#### CHALLENGE
Rewrite the material below so that every instance of "lock-icon" becomes "padlock-icon", leaving all other text unaltered.

#### SUPPLIED ENTRIES
☆ ☆ ☆ ☆ ☆ ☆ ☆

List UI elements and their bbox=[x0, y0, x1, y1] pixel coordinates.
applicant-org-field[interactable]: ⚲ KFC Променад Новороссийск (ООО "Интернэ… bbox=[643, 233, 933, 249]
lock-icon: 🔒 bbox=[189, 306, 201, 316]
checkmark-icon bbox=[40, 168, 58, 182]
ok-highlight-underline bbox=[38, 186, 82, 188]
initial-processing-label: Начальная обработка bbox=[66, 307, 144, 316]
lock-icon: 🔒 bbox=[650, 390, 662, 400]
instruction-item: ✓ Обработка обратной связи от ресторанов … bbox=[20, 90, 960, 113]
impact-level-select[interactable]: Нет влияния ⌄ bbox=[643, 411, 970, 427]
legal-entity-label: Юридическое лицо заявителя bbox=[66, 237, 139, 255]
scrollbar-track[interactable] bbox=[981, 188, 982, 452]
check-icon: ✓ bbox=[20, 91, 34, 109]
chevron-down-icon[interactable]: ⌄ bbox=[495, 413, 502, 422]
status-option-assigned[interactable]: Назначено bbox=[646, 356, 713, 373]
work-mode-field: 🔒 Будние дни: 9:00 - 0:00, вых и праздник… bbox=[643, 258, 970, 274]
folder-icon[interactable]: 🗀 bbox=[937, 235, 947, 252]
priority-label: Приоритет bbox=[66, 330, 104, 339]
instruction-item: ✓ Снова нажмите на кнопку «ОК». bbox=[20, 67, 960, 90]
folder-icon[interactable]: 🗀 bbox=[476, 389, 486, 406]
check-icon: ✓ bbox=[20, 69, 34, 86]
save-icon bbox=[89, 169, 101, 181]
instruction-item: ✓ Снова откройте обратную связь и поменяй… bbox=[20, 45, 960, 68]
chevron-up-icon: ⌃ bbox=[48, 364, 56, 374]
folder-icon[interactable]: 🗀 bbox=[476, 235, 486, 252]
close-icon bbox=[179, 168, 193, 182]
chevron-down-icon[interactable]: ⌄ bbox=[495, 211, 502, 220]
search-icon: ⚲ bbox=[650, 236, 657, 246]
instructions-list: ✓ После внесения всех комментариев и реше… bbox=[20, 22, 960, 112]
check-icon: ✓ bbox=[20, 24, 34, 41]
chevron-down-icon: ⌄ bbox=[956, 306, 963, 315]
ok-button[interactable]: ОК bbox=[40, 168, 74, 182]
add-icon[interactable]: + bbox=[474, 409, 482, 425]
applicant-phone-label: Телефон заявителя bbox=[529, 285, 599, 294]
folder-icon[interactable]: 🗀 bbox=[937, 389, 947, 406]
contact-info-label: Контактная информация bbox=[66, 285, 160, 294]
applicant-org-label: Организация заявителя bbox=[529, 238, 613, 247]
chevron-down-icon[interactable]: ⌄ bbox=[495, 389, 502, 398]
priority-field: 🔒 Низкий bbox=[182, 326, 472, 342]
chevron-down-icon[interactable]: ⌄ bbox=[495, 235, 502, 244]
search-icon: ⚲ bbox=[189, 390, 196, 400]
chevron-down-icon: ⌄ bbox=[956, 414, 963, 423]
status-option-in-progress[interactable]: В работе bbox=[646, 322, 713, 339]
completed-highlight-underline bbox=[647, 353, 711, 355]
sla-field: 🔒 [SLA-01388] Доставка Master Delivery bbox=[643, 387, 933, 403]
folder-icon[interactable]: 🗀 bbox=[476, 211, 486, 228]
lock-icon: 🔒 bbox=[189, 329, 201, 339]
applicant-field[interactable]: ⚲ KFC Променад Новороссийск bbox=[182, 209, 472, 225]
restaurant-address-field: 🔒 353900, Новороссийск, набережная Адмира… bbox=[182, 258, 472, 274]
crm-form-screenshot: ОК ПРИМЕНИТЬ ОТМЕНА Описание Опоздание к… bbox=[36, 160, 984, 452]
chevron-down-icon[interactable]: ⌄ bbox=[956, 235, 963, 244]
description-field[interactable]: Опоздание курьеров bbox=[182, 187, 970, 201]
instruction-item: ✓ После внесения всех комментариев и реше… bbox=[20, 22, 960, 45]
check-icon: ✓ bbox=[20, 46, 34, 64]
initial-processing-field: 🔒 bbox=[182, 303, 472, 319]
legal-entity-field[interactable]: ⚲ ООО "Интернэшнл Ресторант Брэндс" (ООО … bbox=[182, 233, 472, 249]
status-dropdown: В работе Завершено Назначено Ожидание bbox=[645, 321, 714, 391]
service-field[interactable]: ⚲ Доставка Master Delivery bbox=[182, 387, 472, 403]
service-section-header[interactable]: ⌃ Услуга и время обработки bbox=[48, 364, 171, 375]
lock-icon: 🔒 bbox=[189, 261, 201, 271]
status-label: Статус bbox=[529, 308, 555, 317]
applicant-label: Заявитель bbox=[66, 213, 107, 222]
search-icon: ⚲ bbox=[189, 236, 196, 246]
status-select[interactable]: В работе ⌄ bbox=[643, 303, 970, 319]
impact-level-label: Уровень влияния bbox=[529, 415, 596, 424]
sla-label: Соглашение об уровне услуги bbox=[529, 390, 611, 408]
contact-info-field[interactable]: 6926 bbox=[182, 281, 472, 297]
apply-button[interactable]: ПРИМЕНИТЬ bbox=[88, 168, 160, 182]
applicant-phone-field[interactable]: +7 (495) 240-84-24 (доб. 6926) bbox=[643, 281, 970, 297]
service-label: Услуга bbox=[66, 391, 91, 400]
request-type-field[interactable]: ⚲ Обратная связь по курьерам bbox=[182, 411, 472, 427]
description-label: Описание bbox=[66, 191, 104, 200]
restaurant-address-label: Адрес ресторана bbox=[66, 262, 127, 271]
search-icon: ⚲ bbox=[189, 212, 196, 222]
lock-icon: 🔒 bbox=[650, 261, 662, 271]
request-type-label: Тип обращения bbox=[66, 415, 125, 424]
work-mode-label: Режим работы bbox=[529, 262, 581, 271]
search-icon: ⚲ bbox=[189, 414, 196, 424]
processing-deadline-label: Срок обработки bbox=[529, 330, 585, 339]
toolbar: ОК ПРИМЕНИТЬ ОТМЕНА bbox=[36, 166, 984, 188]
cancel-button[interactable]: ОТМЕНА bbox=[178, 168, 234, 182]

☆ ☆ ☆ ☆ ☆ ☆ ☆

#### RESULT FOR THIS TASK
List UI elements and their bbox=[x0, y0, x1, y1] pixel coordinates.
applicant-org-field[interactable]: ⚲ KFC Променад Новороссийск (ООО "Интернэ… bbox=[643, 233, 933, 249]
padlock-icon: 🔒 bbox=[189, 306, 201, 316]
checkmark-icon bbox=[40, 168, 58, 182]
ok-highlight-underline bbox=[38, 186, 82, 188]
initial-processing-label: Начальная обработка bbox=[66, 307, 144, 316]
padlock-icon: 🔒 bbox=[650, 390, 662, 400]
instruction-item: ✓ Обработка обратной связи от ресторанов … bbox=[20, 90, 960, 113]
impact-level-select[interactable]: Нет влияния ⌄ bbox=[643, 411, 970, 427]
legal-entity-label: Юридическое лицо заявителя bbox=[66, 237, 139, 255]
scrollbar-track[interactable] bbox=[981, 188, 982, 452]
check-icon: ✓ bbox=[20, 91, 34, 109]
chevron-down-icon[interactable]: ⌄ bbox=[495, 413, 502, 422]
status-option-assigned[interactable]: Назначено bbox=[646, 356, 713, 373]
work-mode-field: 🔒 Будние дни: 9:00 - 0:00, вых и праздник… bbox=[643, 258, 970, 274]
folder-icon[interactable]: 🗀 bbox=[937, 235, 947, 252]
priority-label: Приоритет bbox=[66, 330, 104, 339]
instruction-item: ✓ Снова нажмите на кнопку «ОК». bbox=[20, 67, 960, 90]
folder-icon[interactable]: 🗀 bbox=[476, 389, 486, 406]
check-icon: ✓ bbox=[20, 69, 34, 86]
save-icon bbox=[89, 169, 101, 181]
instruction-item: ✓ Снова откройте обратную связь и поменяй… bbox=[20, 45, 960, 68]
chevron-up-icon: ⌃ bbox=[48, 364, 56, 374]
folder-icon[interactable]: 🗀 bbox=[476, 235, 486, 252]
close-icon bbox=[179, 168, 193, 182]
chevron-down-icon[interactable]: ⌄ bbox=[495, 211, 502, 220]
search-icon: ⚲ bbox=[650, 236, 657, 246]
instructions-list: ✓ После внесения всех комментариев и реше… bbox=[20, 22, 960, 112]
check-icon: ✓ bbox=[20, 24, 34, 41]
chevron-down-icon: ⌄ bbox=[956, 306, 963, 315]
ok-button[interactable]: ОК bbox=[40, 168, 74, 182]
add-icon[interactable]: + bbox=[474, 409, 482, 425]
applicant-phone-label: Телефон заявителя bbox=[529, 285, 599, 294]
folder-icon[interactable]: 🗀 bbox=[937, 389, 947, 406]
contact-info-label: Контактная информация bbox=[66, 285, 160, 294]
applicant-org-label: Организация заявителя bbox=[529, 238, 613, 247]
chevron-down-icon[interactable]: ⌄ bbox=[495, 389, 502, 398]
priority-field: 🔒 Низкий bbox=[182, 326, 472, 342]
chevron-down-icon[interactable]: ⌄ bbox=[495, 235, 502, 244]
search-icon: ⚲ bbox=[189, 390, 196, 400]
chevron-down-icon: ⌄ bbox=[956, 414, 963, 423]
status-option-in-progress[interactable]: В работе bbox=[646, 322, 713, 339]
completed-highlight-underline bbox=[647, 353, 711, 355]
sla-field: 🔒 [SLA-01388] Доставка Master Delivery bbox=[643, 387, 933, 403]
folder-icon[interactable]: 🗀 bbox=[476, 211, 486, 228]
padlock-icon: 🔒 bbox=[189, 329, 201, 339]
applicant-field[interactable]: ⚲ KFC Променад Новороссийск bbox=[182, 209, 472, 225]
restaurant-address-field: 🔒 353900, Новороссийск, набережная Адмира… bbox=[182, 258, 472, 274]
crm-form-screenshot: ОК ПРИМЕНИТЬ ОТМЕНА Описание Опоздание к… bbox=[36, 160, 984, 452]
chevron-down-icon[interactable]: ⌄ bbox=[956, 235, 963, 244]
description-field[interactable]: Опоздание курьеров bbox=[182, 187, 970, 201]
instruction-item: ✓ После внесения всех комментариев и реше… bbox=[20, 22, 960, 45]
check-icon: ✓ bbox=[20, 46, 34, 64]
initial-processing-field: 🔒 bbox=[182, 303, 472, 319]
legal-entity-field[interactable]: ⚲ ООО "Интернэшнл Ресторант Брэндс" (ООО … bbox=[182, 233, 472, 249]
status-dropdown: В работе Завершено Назначено Ожидание bbox=[645, 321, 714, 391]
service-field[interactable]: ⚲ Доставка Master Delivery bbox=[182, 387, 472, 403]
service-section-header[interactable]: ⌃ Услуга и время обработки bbox=[48, 364, 171, 375]
padlock-icon: 🔒 bbox=[189, 261, 201, 271]
status-label: Статус bbox=[529, 308, 555, 317]
applicant-label: Заявитель bbox=[66, 213, 107, 222]
search-icon: ⚲ bbox=[189, 236, 196, 246]
status-select[interactable]: В работе ⌄ bbox=[643, 303, 970, 319]
impact-level-label: Уровень влияния bbox=[529, 415, 596, 424]
sla-label: Соглашение об уровне услуги bbox=[529, 390, 611, 408]
contact-info-field[interactable]: 6926 bbox=[182, 281, 472, 297]
apply-button[interactable]: ПРИМЕНИТЬ bbox=[88, 168, 160, 182]
applicant-phone-field[interactable]: +7 (495) 240-84-24 (доб. 6926) bbox=[643, 281, 970, 297]
service-label: Услуга bbox=[66, 391, 91, 400]
request-type-field[interactable]: ⚲ Обратная связь по курьерам bbox=[182, 411, 472, 427]
description-label: Описание bbox=[66, 191, 104, 200]
restaurant-address-label: Адрес ресторана bbox=[66, 262, 127, 271]
search-icon: ⚲ bbox=[189, 212, 196, 222]
padlock-icon: 🔒 bbox=[650, 261, 662, 271]
request-type-label: Тип обращения bbox=[66, 415, 125, 424]
work-mode-label: Режим работы bbox=[529, 262, 581, 271]
search-icon: ⚲ bbox=[189, 414, 196, 424]
processing-deadline-label: Срок обработки bbox=[529, 330, 585, 339]
toolbar: ОК ПРИМЕНИТЬ ОТМЕНА bbox=[36, 166, 984, 188]
cancel-button[interactable]: ОТМЕНА bbox=[178, 168, 234, 182]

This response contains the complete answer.